**** RECORDS TO PROCESS ****

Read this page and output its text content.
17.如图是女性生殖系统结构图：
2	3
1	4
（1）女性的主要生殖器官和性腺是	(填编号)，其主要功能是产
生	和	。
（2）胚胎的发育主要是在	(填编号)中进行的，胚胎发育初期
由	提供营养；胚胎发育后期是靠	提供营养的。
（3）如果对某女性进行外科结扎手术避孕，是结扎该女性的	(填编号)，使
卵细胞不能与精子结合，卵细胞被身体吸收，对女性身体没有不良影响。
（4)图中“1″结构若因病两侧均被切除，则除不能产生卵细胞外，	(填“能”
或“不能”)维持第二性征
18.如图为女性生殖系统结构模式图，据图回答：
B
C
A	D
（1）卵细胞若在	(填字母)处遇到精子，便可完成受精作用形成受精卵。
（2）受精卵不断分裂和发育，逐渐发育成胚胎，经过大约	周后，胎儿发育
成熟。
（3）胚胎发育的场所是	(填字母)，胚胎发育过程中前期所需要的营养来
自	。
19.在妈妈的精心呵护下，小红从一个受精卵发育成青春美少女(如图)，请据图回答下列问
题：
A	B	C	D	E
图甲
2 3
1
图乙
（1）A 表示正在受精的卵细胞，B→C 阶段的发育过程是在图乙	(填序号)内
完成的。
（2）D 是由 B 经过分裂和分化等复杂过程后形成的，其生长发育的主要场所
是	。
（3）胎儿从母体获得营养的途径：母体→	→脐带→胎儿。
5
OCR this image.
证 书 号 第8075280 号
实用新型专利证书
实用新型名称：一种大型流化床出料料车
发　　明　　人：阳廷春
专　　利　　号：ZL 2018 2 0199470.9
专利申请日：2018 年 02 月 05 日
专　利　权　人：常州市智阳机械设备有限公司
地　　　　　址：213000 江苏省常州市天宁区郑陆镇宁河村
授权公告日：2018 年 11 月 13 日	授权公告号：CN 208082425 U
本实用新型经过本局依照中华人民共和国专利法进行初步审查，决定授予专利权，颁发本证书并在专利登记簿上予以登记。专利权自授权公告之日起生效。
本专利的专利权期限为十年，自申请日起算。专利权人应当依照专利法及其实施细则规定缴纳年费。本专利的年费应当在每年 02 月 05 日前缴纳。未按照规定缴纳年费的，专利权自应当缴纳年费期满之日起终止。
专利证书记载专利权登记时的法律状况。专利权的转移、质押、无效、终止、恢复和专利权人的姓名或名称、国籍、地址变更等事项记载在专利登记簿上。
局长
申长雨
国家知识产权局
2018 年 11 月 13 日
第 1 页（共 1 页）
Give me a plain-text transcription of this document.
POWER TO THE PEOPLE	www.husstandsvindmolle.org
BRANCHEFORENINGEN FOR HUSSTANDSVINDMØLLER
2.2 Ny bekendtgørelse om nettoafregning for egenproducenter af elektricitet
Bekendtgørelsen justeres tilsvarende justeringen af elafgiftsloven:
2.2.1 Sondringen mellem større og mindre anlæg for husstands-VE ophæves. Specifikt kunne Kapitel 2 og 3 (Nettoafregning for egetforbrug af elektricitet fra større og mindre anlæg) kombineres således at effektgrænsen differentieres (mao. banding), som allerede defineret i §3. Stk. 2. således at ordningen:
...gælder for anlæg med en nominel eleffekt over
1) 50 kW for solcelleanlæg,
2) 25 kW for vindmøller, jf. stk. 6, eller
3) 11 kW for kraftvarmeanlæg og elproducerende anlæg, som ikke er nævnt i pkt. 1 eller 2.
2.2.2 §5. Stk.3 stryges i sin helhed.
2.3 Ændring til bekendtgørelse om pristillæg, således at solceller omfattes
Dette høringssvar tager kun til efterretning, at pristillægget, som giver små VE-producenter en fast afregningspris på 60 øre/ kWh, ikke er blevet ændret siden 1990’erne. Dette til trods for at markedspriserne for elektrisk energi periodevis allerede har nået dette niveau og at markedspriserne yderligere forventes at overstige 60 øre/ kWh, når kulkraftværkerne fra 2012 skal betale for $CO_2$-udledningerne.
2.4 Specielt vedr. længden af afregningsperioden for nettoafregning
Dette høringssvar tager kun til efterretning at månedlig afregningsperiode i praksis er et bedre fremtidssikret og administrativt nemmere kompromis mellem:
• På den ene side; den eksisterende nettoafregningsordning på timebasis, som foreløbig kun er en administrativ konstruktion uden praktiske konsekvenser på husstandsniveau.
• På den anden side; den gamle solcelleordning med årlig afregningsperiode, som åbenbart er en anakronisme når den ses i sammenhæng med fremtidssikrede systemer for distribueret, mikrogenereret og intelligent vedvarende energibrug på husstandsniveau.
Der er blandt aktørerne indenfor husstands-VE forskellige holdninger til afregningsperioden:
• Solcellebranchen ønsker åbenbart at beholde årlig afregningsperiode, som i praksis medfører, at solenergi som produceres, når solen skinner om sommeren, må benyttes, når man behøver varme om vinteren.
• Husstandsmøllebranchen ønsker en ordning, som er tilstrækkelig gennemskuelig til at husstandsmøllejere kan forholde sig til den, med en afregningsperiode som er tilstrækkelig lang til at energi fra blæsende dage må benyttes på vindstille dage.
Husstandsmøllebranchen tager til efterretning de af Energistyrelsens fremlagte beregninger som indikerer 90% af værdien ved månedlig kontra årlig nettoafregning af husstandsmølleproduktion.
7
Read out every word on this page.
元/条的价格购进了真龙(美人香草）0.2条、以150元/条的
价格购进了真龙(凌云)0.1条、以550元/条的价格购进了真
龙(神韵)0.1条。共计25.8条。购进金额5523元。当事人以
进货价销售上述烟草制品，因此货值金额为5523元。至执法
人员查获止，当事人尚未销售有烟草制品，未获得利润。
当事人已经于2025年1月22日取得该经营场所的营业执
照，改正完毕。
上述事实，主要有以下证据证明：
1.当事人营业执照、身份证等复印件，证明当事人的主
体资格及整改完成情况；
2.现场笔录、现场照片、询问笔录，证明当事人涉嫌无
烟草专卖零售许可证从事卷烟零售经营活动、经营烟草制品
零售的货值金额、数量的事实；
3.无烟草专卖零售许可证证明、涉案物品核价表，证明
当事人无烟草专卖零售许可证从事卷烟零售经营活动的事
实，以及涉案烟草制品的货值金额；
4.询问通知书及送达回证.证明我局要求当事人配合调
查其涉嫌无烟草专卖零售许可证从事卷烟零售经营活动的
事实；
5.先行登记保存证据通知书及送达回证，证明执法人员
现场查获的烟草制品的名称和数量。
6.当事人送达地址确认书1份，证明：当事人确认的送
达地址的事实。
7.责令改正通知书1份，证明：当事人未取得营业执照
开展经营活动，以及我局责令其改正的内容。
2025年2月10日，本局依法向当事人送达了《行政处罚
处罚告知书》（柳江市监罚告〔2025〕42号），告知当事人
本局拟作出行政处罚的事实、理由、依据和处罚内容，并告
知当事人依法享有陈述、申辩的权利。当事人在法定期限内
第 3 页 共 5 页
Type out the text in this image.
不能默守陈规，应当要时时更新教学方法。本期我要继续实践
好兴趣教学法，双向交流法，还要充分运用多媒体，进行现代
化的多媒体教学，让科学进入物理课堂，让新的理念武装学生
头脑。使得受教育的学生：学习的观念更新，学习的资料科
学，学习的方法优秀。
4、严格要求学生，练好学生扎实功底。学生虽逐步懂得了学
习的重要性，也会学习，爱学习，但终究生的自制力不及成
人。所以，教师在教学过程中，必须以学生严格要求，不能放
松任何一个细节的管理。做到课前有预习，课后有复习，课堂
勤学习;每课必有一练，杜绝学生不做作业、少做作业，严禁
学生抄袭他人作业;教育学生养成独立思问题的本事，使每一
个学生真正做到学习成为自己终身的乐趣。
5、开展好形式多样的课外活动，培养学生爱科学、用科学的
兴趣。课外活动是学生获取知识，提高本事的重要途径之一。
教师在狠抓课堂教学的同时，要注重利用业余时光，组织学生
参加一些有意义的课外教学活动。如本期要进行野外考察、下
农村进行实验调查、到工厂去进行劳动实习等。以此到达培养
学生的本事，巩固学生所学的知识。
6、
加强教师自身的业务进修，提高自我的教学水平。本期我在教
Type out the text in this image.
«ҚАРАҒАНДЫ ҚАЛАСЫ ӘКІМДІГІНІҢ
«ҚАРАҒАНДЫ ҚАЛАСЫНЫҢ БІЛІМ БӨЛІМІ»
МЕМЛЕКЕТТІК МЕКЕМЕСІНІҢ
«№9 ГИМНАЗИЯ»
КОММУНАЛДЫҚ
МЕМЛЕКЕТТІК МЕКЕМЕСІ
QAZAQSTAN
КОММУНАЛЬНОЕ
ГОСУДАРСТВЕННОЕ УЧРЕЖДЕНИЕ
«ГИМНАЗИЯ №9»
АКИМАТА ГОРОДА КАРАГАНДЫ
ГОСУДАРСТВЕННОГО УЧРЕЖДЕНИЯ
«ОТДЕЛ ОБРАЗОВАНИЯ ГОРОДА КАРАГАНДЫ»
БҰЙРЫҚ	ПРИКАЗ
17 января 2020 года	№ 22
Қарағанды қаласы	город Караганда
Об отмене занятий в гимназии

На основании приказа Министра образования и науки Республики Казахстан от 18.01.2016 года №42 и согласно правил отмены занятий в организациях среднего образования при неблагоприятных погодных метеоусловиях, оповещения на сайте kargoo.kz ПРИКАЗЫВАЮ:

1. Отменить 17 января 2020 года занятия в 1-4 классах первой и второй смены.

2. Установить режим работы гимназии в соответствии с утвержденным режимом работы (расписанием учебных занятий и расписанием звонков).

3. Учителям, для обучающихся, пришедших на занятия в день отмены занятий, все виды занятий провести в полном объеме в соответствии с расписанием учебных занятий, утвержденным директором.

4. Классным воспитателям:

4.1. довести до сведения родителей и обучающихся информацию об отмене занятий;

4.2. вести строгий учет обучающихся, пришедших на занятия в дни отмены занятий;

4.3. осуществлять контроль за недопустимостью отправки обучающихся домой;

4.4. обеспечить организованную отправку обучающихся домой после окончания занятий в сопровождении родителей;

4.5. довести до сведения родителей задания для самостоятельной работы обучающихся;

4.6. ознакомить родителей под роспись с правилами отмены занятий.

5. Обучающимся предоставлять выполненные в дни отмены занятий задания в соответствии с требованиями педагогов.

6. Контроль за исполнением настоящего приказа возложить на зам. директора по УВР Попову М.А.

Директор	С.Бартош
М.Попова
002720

****

> [OBJECTIVE]
Tally how many lines in the material above hold the word "efterretning". Write only that number.

> [THE RESULT]
3